__Exercise description__
Only a number is expected: how many lines in the entries that follow contain the word "vara"?

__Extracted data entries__
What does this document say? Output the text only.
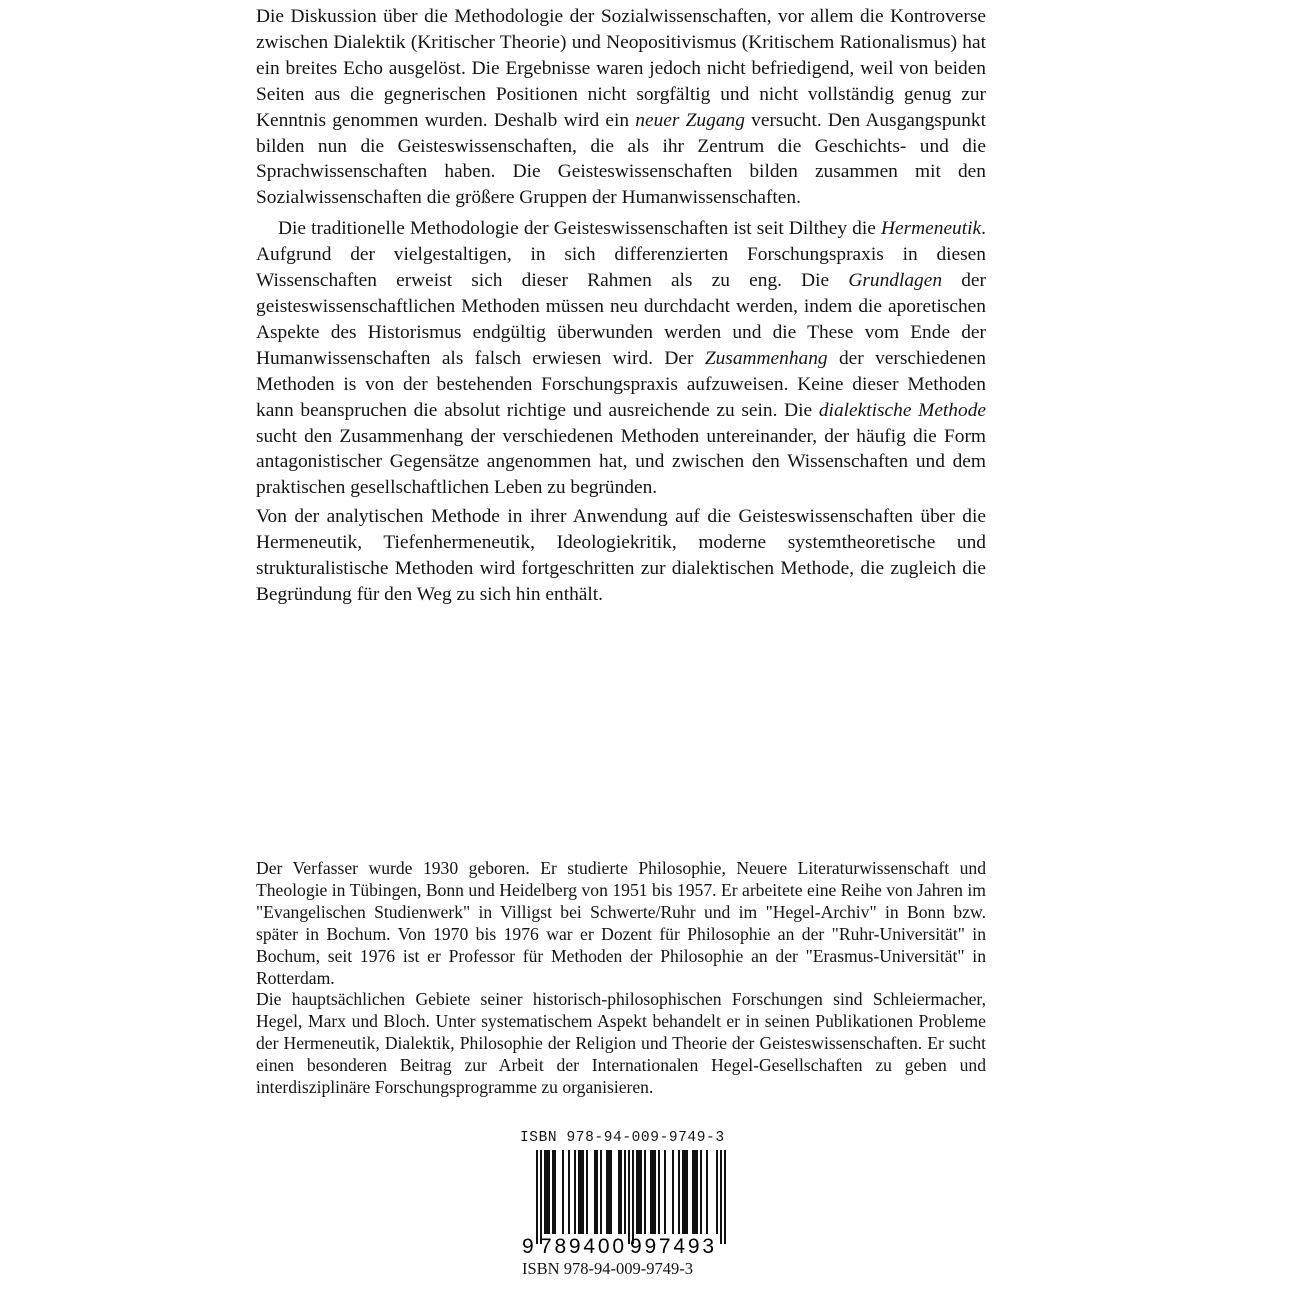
Die Diskussion über die Methodologie der Sozialwissenschaften, vor allem die Kontroverse zwischen Dialektik (Kritischer Theorie) und Neopositivismus (Kritischem Rationalismus) hat ein breites Echo ausgelöst. Die Ergebnisse waren jedoch nicht befriedigend, weil von beiden Seiten aus die gegnerischen Positionen nicht sorgfältig und nicht vollständig genug zur Kenntnis genommen wurden. Deshalb wird ein neuer Zugang versucht. Den Ausgangspunkt bilden nun die Geisteswissenschaften, die als ihr Zentrum die Geschichts- und die Sprachwissenschaften haben. Die Geisteswissenschaften bilden zusammen mit den Sozialwissenschaften die größere Gruppen der Humanwissenschaften.

Die traditionelle Methodologie der Geisteswissenschaften ist seit Dilthey die Hermeneutik. Aufgrund der vielgestaltigen, in sich differenzierten Forschungspraxis in diesen Wissenschaften erweist sich dieser Rahmen als zu eng. Die Grundlagen der geisteswissenschaftlichen Methoden müssen neu durchdacht werden, indem die aporetischen Aspekte des Historismus endgültig überwunden werden und die These vom Ende der Humanwissenschaften als falsch erwiesen wird. Der Zusammenhang der verschiedenen Methoden is von der bestehenden Forschungspraxis aufzuweisen. Keine dieser Methoden kann beanspruchen die absolut richtige und ausreichende zu sein. Die dialektische Methode sucht den Zusammenhang der verschiedenen Methoden untereinander, der häufig die Form antagonistischer Gegensätze angenommen hat, und zwischen den Wissenschaften und dem praktischen gesellschaftlichen Leben zu begründen.

Von der analytischen Methode in ihrer Anwendung auf die Geisteswissenschaften über die Hermeneutik, Tiefenhermeneutik, Ideologiekritik, moderne systemtheoretische und strukturalistische Methoden wird fortgeschritten zur dialektischen Methode, die zugleich die Begründung für den Weg zu sich hin enthält.

Der Verfasser wurde 1930 geboren. Er studierte Philosophie, Neuere Literaturwissenschaft und Theologie in Tübingen, Bonn und Heidelberg von 1951 bis 1957. Er arbeitete eine Reihe von Jahren im "Evangelischen Studienwerk" in Villigst bei Schwerte/Ruhr und im "Hegel-Archiv" in Bonn bzw. später in Bochum. Von 1970 bis 1976 war er Dozent für Philosophie an der "Ruhr-Universität" in Bochum, seit 1976 ist er Professor für Methoden der Philosophie an der "Erasmus-Universität" in Rotterdam.

Die hauptsächlichen Gebiete seiner historisch-philosophischen Forschungen sind Schleiermacher, Hegel, Marx und Bloch. Unter systematischem Aspekt behandelt er in seinen Publikationen Probleme der Hermeneutik, Dialektik, Philosophie der Religion und Theorie der Geisteswissenschaften. Er sucht einen besonderen Beitrag zur Arbeit der Internationalen Hegel-Gesellschaften zu geben und interdisziplinäre Forschungsprogramme zu organisieren.

ISBN 978-94-009-9749-3
9 789400 997493
ISBN 978-94-009-9749-3
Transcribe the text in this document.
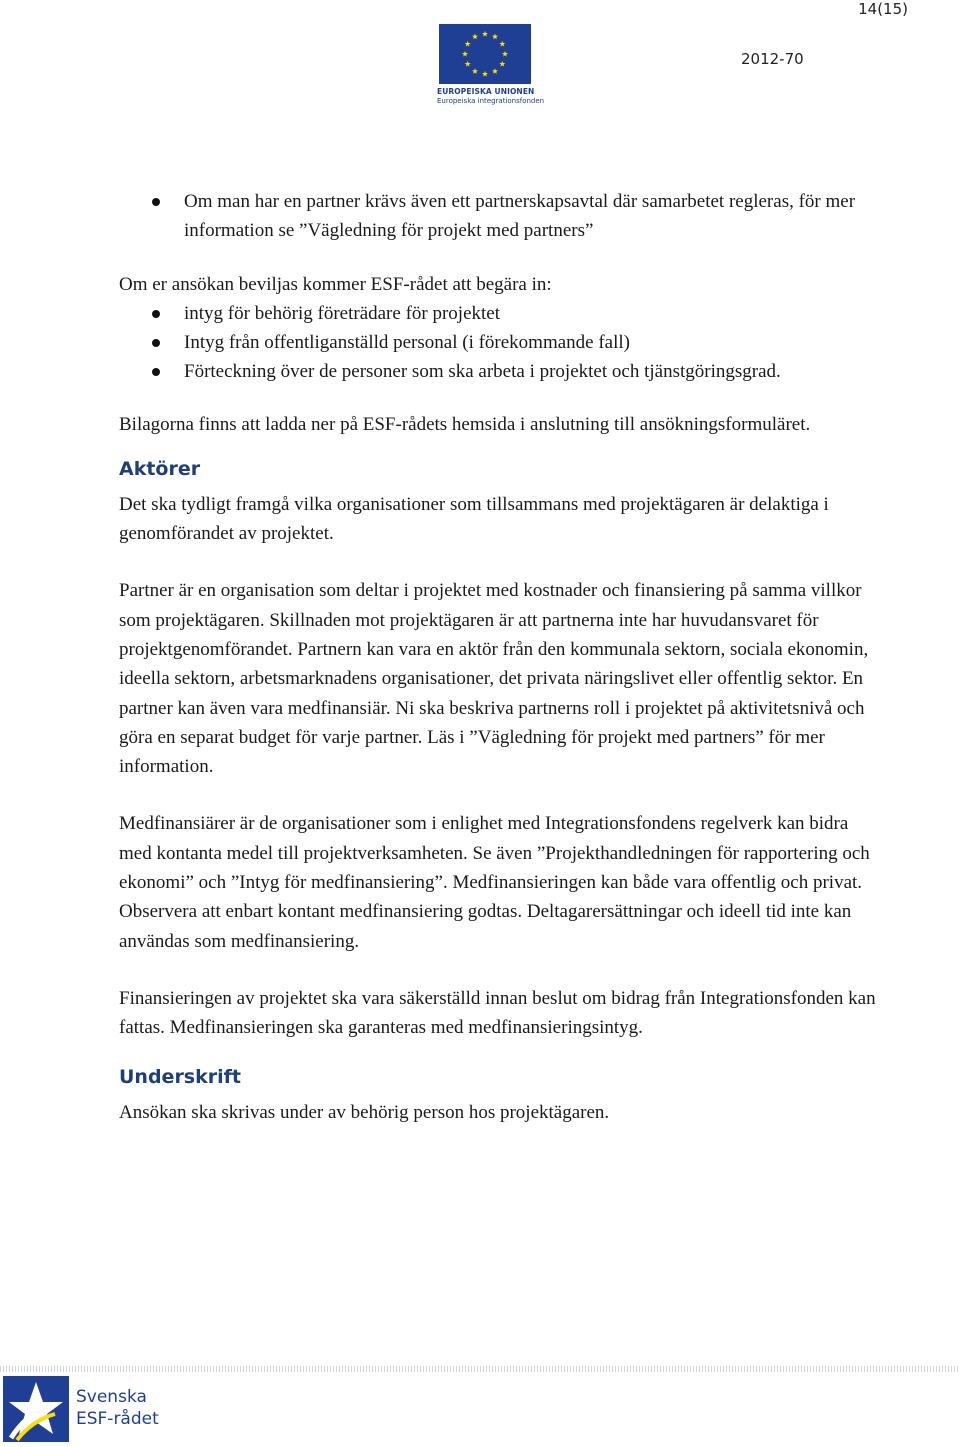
14(15)
EUROPEISKA UNIONEN
Europeiska integrationsfonden
2012-70
Om man har en partner krävs även ett partnerskapsavtal där samarbetet regleras, för mer information se ”Vägledning för projekt med partners”

Om er ansökan beviljas kommer ESF-rådet att begära in:

intyg för behörig företrädare för projektet
Intyg från offentliganställd personal (i förekommande fall)
Förteckning över de personer som ska arbeta i projektet och tjänstgöringsgrad.

Bilagorna finns att ladda ner på ESF-rådets hemsida i anslutning till ansökningsformuläret.

Aktörer

Det ska tydligt framgå vilka organisationer som tillsammans med projektägaren är delaktiga i genomförandet av projektet.

Partner är en organisation som deltar i projektet med kostnader och finansiering på samma villkor som projektägaren. Skillnaden mot projektägaren är att partnerna inte har huvudansvaret för projektgenomförandet. Partnern kan vara en aktör från den kommunala sektorn, sociala ekonomin, ideella sektorn, arbetsmarknadens organisationer, det privata näringslivet eller offentlig sektor. En partner kan även vara medfinansiär. Ni ska beskriva partnerns roll i projektet på aktivitetsnivå och göra en separat budget för varje partner. Läs i ”Vägledning för projekt med partners” för mer information.

Medfinansiärer är de organisationer som i enlighet med Integrationsfondens regelverk kan bidra med kontanta medel till projektverksamheten. Se även ”Projekthandledningen för rapportering och ekonomi” och ”Intyg för medfinansiering”. Medfinansieringen kan både vara offentlig och privat. Observera att enbart kontant medfinansiering godtas. Deltagarersättningar och ideell tid inte kan användas som medfinansiering.

Finansieringen av projektet ska vara säkerställd innan beslut om bidrag från Integrationsfonden kan fattas. Medfinansieringen ska garanteras med medfinansieringsintyg.

Underskrift

Ansökan ska skrivas under av behörig person hos projektägaren.

Svenska
ESF-rådet
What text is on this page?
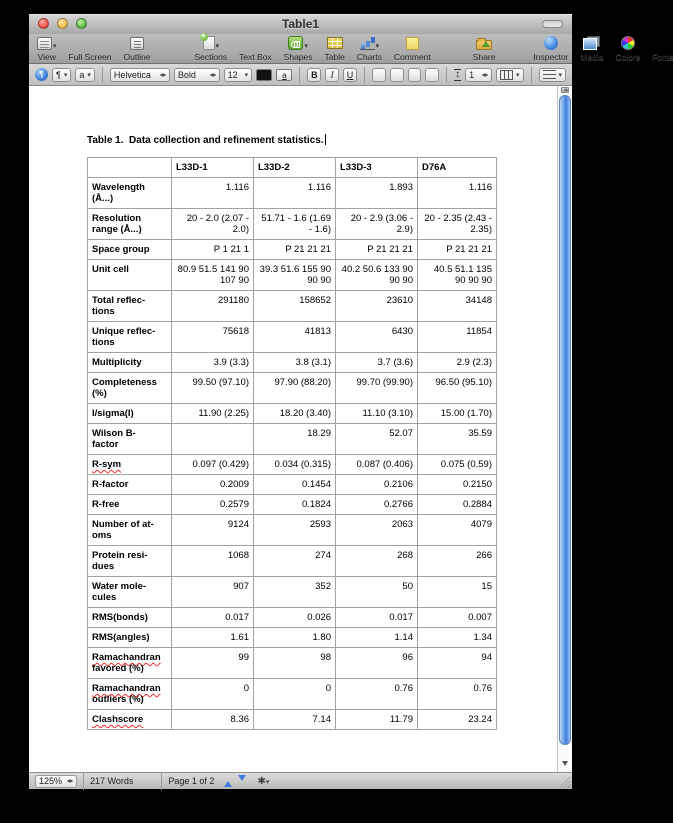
Table1
▾
View Full Screen Outline
+
▾
Sections Text Box
▾
Shapes Table
▾
Charts Comment	Share	Inspector Media Colors Fonts
¶	¶ ▾ a ▾	Helvetica	Bold	12 ▾	a	B	I	U	↕ 1	▾	▾
Table 1.  Data collection and refinement statistics.
	L33D-1	L33D-2	L33D-3	D76A

Wavelength
(Å...)	1.116	1.116	1.893	1.116

Resolution
range (Å...)	20 - 2.0 (2.07 - 2.0)	51.71 - 1.6 (1.69 - 1.6)	20 - 2.9 (3.06 - 2.9)	20 - 2.35 (2.43 - 2.35)

Space group	P 1 21 1	P 21 21 21	P 21 21 21	P 21 21 21

Unit cell	80.9 51.5 141 90 107 90	39.3 51.6 155 90 90 90	40.2 50.6 133 90 90 90	40.5 51.1 135 90 90 90

Total reflec-
tions	291180	158652	23610	34148

Unique reflec-
tions	75618	41813	6430	11854

Multiplicity	3.9 (3.3)	3.8 (3.1)	3.7 (3.6)	2.9 (2.3)

Completeness
(%)	99.50 (97.10)	97.90 (88.20)	99.70 (99.90)	96.50 (95.10)

I/sigma(I)	11.90 (2.25)	18.20 (3.40)	11.10 (3.10)	15.00 (1.70)

Wilson B-
factor		18.29	52.07	35.59

R-sym	0.097 (0.429)	0.034 (0.315)	0.087 (0.406)	0.075 (0.59)

R-factor	0.2009	0.1454	0.2106	0.2150

R-free	0.2579	0.1824	0.2766	0.2884

Number of at-
oms	9124	2593	2063	4079

Protein resi-
dues	1068	274	268	266

Water mole-
cules	907	352	50	15

RMS(bonds)	0.017	0.026	0.017	0.007

RMS(angles)	1.61	1.80	1.14	1.34

Ramachandran
favored (%)	99	98	96	94

Ramachandran
outliers (%)	0	0	0.76	0.76

Clashscore	8.36	7.14	11.79	23.24
125%	217 Words	Page 1 of 2	✱▾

__Written response__
3